Start of Available records
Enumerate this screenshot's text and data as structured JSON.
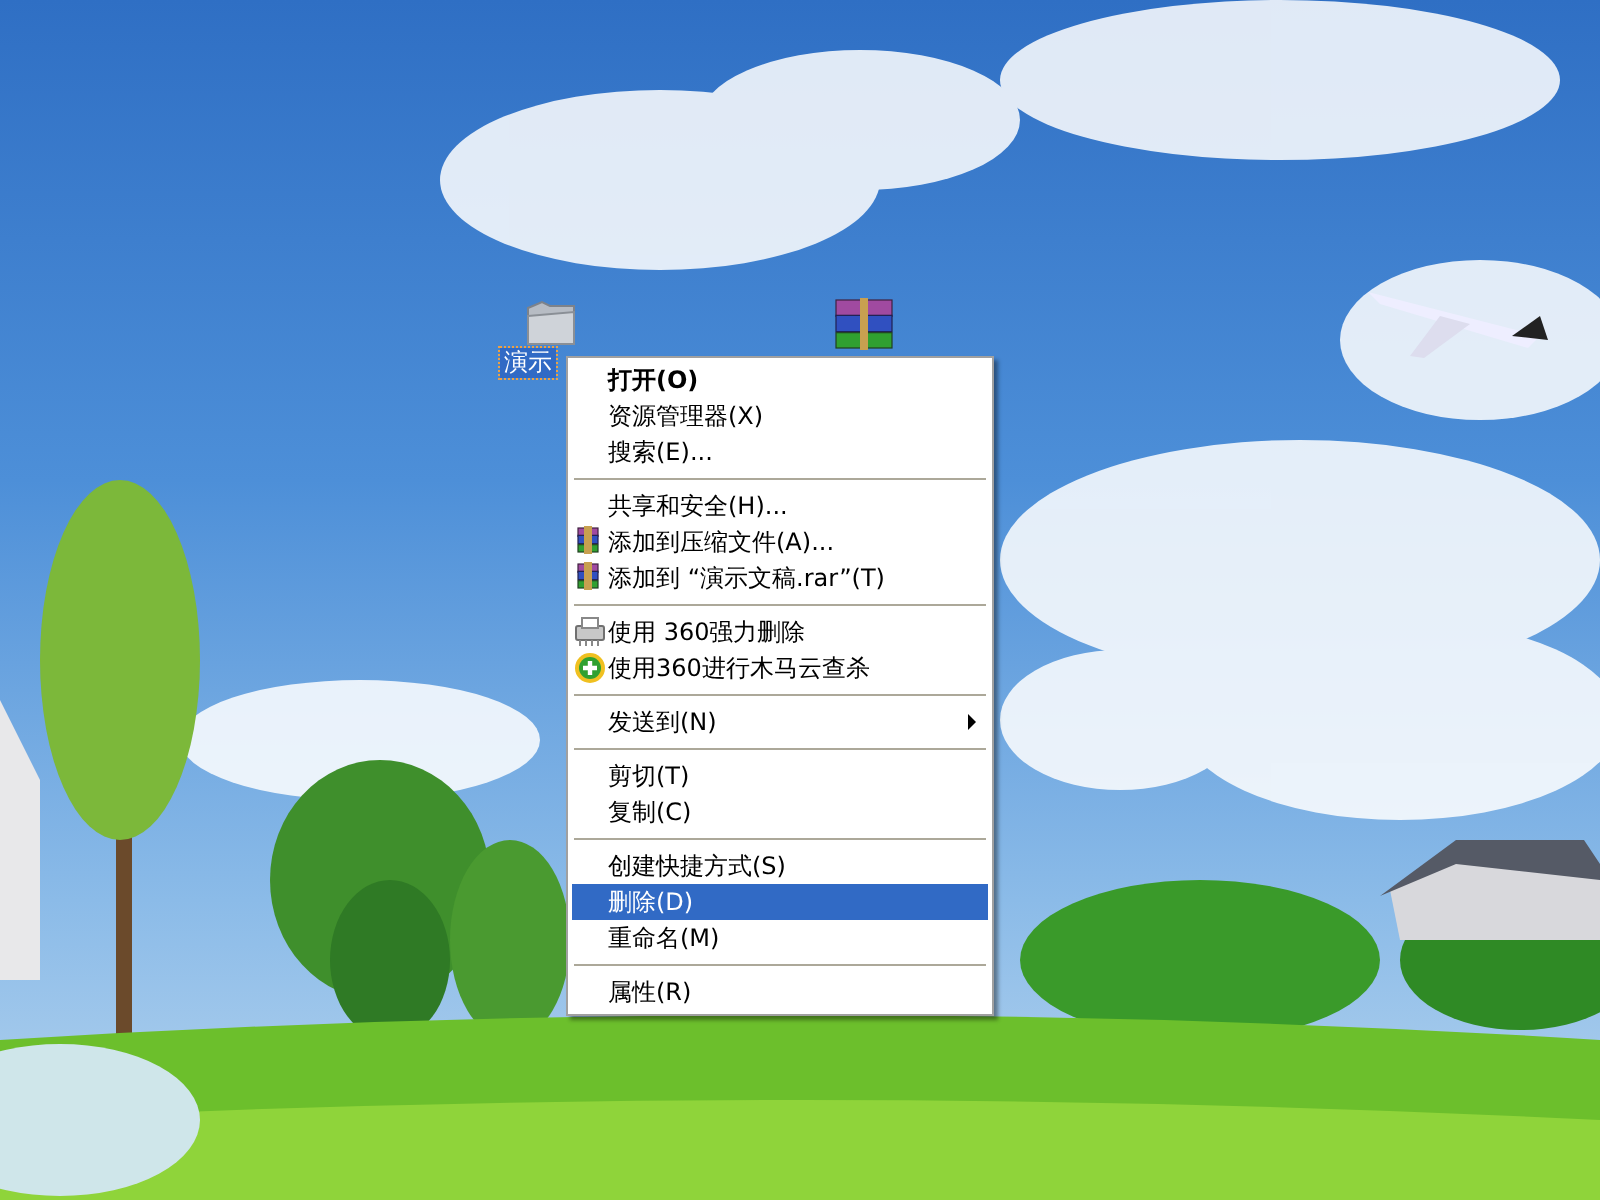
{
  "desktop_icons": [
    {
      "kind": "folder",
      "label": "演示",
      "selected": true
    },
    {
      "kind": "archive",
      "selected": false
    }
  ],
  "context_menu": {
    "items": [
      {
        "kind": "item",
        "label": "打开(O)",
        "bold": true,
        "selected": false
      },
      {
        "kind": "item",
        "label": "资源管理器(X)",
        "selected": false
      },
      {
        "kind": "item",
        "label": "搜索(E)...",
        "selected": false
      },
      {
        "kind": "separator"
      },
      {
        "kind": "item",
        "label": "共享和安全(H)...",
        "selected": false
      },
      {
        "kind": "archive",
        "label": "添加到压缩文件(A)...",
        "selected": false
      },
      {
        "kind": "archive",
        "label": "添加到 “演示文稿.rar”(T)",
        "selected": false
      },
      {
        "kind": "separator"
      },
      {
        "kind": "shredder",
        "label": "使用 360强力删除",
        "selected": false
      },
      {
        "kind": "plus",
        "label": "使用360进行木马云查杀",
        "selected": false
      },
      {
        "kind": "separator"
      },
      {
        "kind": "submenu",
        "label": "发送到(N)",
        "selected": false
      },
      {
        "kind": "separator"
      },
      {
        "kind": "item",
        "label": "剪切(T)",
        "selected": false
      },
      {
        "kind": "item",
        "label": "复制(C)",
        "selected": false
      },
      {
        "kind": "separator"
      },
      {
        "kind": "item",
        "label": "创建快捷方式(S)",
        "selected": false
      },
      {
        "kind": "item",
        "label": "删除(D)",
        "selected": true
      },
      {
        "kind": "item",
        "label": "重命名(M)",
        "selected": false
      },
      {
        "kind": "separator"
      },
      {
        "kind": "item",
        "label": "属性(R)",
        "selected": false
      }
    ]
  }
}
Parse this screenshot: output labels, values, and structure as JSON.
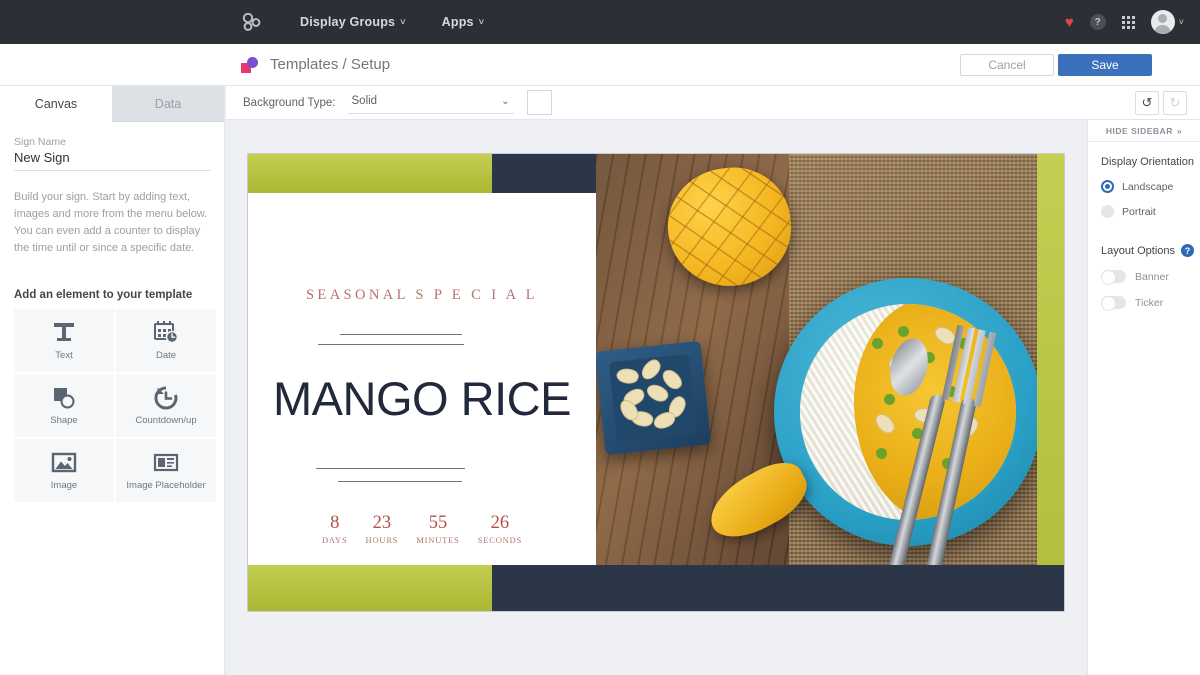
{
  "topnav": {
    "logo_icon": "appspace-logo-icon",
    "items": [
      {
        "label": "Display Groups",
        "chevron": "˅"
      },
      {
        "label": "Apps",
        "chevron": "˅"
      }
    ],
    "heart_icon": "♥",
    "help_label": "?",
    "avatar_chevron": "˅"
  },
  "breadcrumb": {
    "icon": "templates-icon",
    "text": "Templates / Setup",
    "cancel_label": "Cancel",
    "save_label": "Save",
    "save_color": "#3b71ba"
  },
  "left_panel": {
    "tabs": [
      {
        "label": "Canvas",
        "active": true
      },
      {
        "label": "Data",
        "active": false
      }
    ],
    "sign_name_label": "Sign Name",
    "sign_name_value": "New Sign",
    "sign_name_placeholder": "Sign Name",
    "help_text": "Build your sign. Start by adding text, images and more from the menu below. You can even add a counter to display the time until or since a specific date.",
    "add_element_label": "Add an element to your template",
    "tiles": [
      {
        "label": "Text",
        "icon": "text-t-icon"
      },
      {
        "label": "Date",
        "icon": "calendar-clock-icon"
      },
      {
        "label": "Shape",
        "icon": "square-circle-icon"
      },
      {
        "label": "Countdown/up",
        "icon": "clock-arrow-icon"
      },
      {
        "label": "Image",
        "icon": "image-icon"
      },
      {
        "label": "Image Placeholder",
        "icon": "image-placeholder-icon"
      }
    ]
  },
  "canvas_toolbar": {
    "background_type_label": "Background Type:",
    "background_type_value": "Solid",
    "chevron": "⌄",
    "swatch_color": "#ffffff",
    "undo_icon": "↺",
    "redo_icon": "↻"
  },
  "right_panel": {
    "hide_sidebar_label": "HIDE SIDEBAR",
    "hide_sidebar_chevron": "»",
    "orientation_title": "Display Orientation",
    "orientation_options": [
      {
        "label": "Landscape",
        "selected": true
      },
      {
        "label": "Portrait",
        "selected": false
      }
    ],
    "layout_options_title": "Layout Options",
    "layout_help_icon": "?",
    "toggles": [
      {
        "label": "Banner",
        "on": false
      },
      {
        "label": "Ticker",
        "on": false
      }
    ]
  },
  "sign": {
    "accent_olive": "#b8c442",
    "accent_navy": "#2b3648",
    "heading_kicker": "SEASONAL  S P E C I A L",
    "heading_title": "MANGO RICE",
    "countdown": [
      {
        "value": "8",
        "unit": "DAYS"
      },
      {
        "value": "23",
        "unit": "HOURS"
      },
      {
        "value": "55",
        "unit": "MINUTES"
      },
      {
        "value": "26",
        "unit": "SECONDS"
      }
    ],
    "photo_alt": "mango-rice-food-photo"
  }
}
End of Available records
From the records above, copy every line that holds the word "clock".

Worked solution:
        "icon": "calendar-clock-icon"
        "icon": "clock-arrow-icon"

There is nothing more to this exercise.